WHAT THE TASK ASKS: Copy each line of the material below that includes the string "this".

MATERIALS PROVIDED:
┌──
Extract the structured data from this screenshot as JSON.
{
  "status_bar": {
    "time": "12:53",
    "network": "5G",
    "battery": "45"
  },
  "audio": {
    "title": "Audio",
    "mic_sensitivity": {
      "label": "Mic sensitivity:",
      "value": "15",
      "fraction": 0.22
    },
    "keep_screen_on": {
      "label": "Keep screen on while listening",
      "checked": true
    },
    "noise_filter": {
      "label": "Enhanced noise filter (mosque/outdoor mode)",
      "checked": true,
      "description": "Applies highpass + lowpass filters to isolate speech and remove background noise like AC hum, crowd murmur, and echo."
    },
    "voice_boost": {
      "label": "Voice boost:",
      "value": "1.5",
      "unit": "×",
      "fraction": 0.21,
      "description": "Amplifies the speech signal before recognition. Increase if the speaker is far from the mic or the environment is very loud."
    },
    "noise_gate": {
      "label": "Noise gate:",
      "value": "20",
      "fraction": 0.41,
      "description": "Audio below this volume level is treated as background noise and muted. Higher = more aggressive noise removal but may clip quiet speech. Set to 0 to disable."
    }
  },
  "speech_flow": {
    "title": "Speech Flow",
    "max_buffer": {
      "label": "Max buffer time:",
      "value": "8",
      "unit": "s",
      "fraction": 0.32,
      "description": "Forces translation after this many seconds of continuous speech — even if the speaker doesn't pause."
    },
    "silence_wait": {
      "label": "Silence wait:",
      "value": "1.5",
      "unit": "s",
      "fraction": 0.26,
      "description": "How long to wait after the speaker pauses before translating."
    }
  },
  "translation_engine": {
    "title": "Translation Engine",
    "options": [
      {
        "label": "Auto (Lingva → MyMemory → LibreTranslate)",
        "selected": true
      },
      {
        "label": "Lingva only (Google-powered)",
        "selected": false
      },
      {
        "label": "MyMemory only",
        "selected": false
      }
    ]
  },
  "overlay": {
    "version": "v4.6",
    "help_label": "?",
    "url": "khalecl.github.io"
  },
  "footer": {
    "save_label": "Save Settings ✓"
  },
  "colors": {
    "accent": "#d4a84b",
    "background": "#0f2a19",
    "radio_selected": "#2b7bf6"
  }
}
└──
FULL ANSWER:
Extract the structured data from this screenshot as JSON.
      "description": "Audio below this volume level is treated as background noise and muted. Higher = more aggressive noise removal but may clip quiet speech. Set to 0 to disable."
      "description": "Forces translation after this many seconds of continuous speech — even if the speaker doesn't pause."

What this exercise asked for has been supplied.